[Chart and figure data]

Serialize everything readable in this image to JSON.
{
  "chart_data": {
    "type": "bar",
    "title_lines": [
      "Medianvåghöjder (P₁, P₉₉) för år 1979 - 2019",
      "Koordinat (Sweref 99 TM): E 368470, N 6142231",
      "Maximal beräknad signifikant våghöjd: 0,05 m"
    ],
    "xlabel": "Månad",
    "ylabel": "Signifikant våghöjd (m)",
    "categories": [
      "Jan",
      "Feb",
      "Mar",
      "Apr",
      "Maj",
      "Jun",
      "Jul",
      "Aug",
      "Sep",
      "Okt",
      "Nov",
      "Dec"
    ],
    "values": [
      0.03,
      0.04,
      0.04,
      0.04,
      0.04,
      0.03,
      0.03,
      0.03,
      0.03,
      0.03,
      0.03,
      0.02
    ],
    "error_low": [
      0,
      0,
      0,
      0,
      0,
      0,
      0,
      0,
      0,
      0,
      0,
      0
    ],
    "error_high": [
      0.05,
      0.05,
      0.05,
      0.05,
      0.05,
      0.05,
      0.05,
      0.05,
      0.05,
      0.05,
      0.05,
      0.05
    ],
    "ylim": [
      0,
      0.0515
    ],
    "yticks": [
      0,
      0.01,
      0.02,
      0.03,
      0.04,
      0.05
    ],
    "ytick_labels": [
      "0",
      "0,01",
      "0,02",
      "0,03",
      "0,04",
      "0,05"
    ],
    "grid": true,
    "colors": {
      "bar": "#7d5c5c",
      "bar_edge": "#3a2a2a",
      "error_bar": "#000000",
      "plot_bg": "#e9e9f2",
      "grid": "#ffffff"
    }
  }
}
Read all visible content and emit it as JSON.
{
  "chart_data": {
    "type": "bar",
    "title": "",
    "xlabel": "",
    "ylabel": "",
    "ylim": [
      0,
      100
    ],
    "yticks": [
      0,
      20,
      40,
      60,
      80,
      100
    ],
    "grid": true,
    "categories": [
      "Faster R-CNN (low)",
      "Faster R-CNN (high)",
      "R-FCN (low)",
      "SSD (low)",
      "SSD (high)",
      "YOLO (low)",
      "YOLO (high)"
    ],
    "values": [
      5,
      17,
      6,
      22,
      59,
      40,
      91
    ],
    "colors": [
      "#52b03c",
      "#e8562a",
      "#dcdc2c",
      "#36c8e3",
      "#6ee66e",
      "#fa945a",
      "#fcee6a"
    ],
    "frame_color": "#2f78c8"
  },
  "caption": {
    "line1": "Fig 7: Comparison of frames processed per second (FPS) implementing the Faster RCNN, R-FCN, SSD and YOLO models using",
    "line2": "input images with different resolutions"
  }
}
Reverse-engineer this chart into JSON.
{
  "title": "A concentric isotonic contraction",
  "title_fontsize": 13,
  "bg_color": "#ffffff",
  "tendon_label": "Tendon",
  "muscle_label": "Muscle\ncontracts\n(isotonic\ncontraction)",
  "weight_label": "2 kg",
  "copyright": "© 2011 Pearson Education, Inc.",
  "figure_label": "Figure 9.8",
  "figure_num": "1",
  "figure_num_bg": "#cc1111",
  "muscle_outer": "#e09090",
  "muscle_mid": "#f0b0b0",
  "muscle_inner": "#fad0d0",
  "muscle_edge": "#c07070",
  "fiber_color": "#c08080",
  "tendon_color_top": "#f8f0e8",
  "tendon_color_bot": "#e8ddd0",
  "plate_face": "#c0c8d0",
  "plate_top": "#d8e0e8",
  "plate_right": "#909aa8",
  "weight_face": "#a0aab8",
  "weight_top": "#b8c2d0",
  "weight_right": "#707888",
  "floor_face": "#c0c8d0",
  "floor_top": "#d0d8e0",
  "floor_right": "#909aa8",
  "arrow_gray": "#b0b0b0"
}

What the exercise asks: Restate each entry exactly, skipping none.

Right answer:
Serialize everything readable in this image to JSON.
{
  "chart_data": {
    "type": "bar",
    "title_lines": [
      "Medianvåghöjder (P₁, P₉₉) för år 1979 - 2019",
      "Koordinat (Sweref 99 TM): E 368470, N 6142231",
      "Maximal beräknad signifikant våghöjd: 0,05 m"
    ],
    "xlabel": "Månad",
    "ylabel": "Signifikant våghöjd (m)",
    "categories": [
      "Jan",
      "Feb",
      "Mar",
      "Apr",
      "Maj",
      "Jun",
      "Jul",
      "Aug",
      "Sep",
      "Okt",
      "Nov",
      "Dec"
    ],
    "values": [
      0.03,
      0.04,
      0.04,
      0.04,
      0.04,
      0.03,
      0.03,
      0.03,
      0.03,
      0.03,
      0.03,
      0.02
    ],
    "error_low": [
      0,
      0,
      0,
      0,
      0,
      0,
      0,
      0,
      0,
      0,
      0,
      0
    ],
    "error_high": [
      0.05,
      0.05,
      0.05,
      0.05,
      0.05,
      0.05,
      0.05,
      0.05,
      0.05,
      0.05,
      0.05,
      0.05
    ],
    "ylim": [
      0,
      0.0515
    ],
    "yticks": [
      0,
      0.01,
      0.02,
      0.03,
      0.04,
      0.05
    ],
    "ytick_labels": [
      "0",
      "0,01",
      "0,02",
      "0,03",
      "0,04",
      "0,05"
    ],
    "grid": true,
    "colors": {
      "bar": "#7d5c5c",
      "bar_edge": "#3a2a2a",
      "error_bar": "#000000",
      "plot_bg": "#e9e9f2",
      "grid": "#ffffff"
    }
  }
}
Read all visible content and emit it as JSON.
{
  "chart_data": {
    "type": "bar",
    "title": "",
    "xlabel": "",
    "ylabel": "",
    "ylim": [
      0,
      100
    ],
    "yticks": [
      0,
      20,
      40,
      60,
      80,
      100
    ],
    "grid": true,
    "categories": [
      "Faster R-CNN (low)",
      "Faster R-CNN (high)",
      "R-FCN (low)",
      "SSD (low)",
      "SSD (high)",
      "YOLO (low)",
      "YOLO (high)"
    ],
    "values": [
      5,
      17,
      6,
      22,
      59,
      40,
      91
    ],
    "colors": [
      "#52b03c",
      "#e8562a",
      "#dcdc2c",
      "#36c8e3",
      "#6ee66e",
      "#fa945a",
      "#fcee6a"
    ],
    "frame_color": "#2f78c8"
  },
  "caption": {
    "line1": "Fig 7: Comparison of frames processed per second (FPS) implementing the Faster RCNN, R-FCN, SSD and YOLO models using",
    "line2": "input images with different resolutions"
  }
}
Reverse-engineer this chart into JSON.
{
  "title": "A concentric isotonic contraction",
  "title_fontsize": 13,
  "bg_color": "#ffffff",
  "tendon_label": "Tendon",
  "muscle_label": "Muscle\ncontracts\n(isotonic\ncontraction)",
  "weight_label": "2 kg",
  "copyright": "© 2011 Pearson Education, Inc.",
  "figure_label": "Figure 9.8",
  "figure_num": "1",
  "figure_num_bg": "#cc1111",
  "muscle_outer": "#e09090",
  "muscle_mid": "#f0b0b0",
  "muscle_inner": "#fad0d0",
  "muscle_edge": "#c07070",
  "fiber_color": "#c08080",
  "tendon_color_top": "#f8f0e8",
  "tendon_color_bot": "#e8ddd0",
  "plate_face": "#c0c8d0",
  "plate_top": "#d8e0e8",
  "plate_right": "#909aa8",
  "weight_face": "#a0aab8",
  "weight_top": "#b8c2d0",
  "weight_right": "#707888",
  "floor_face": "#c0c8d0",
  "floor_top": "#d0d8e0",
  "floor_right": "#909aa8",
  "arrow_gray": "#b0b0b0"
}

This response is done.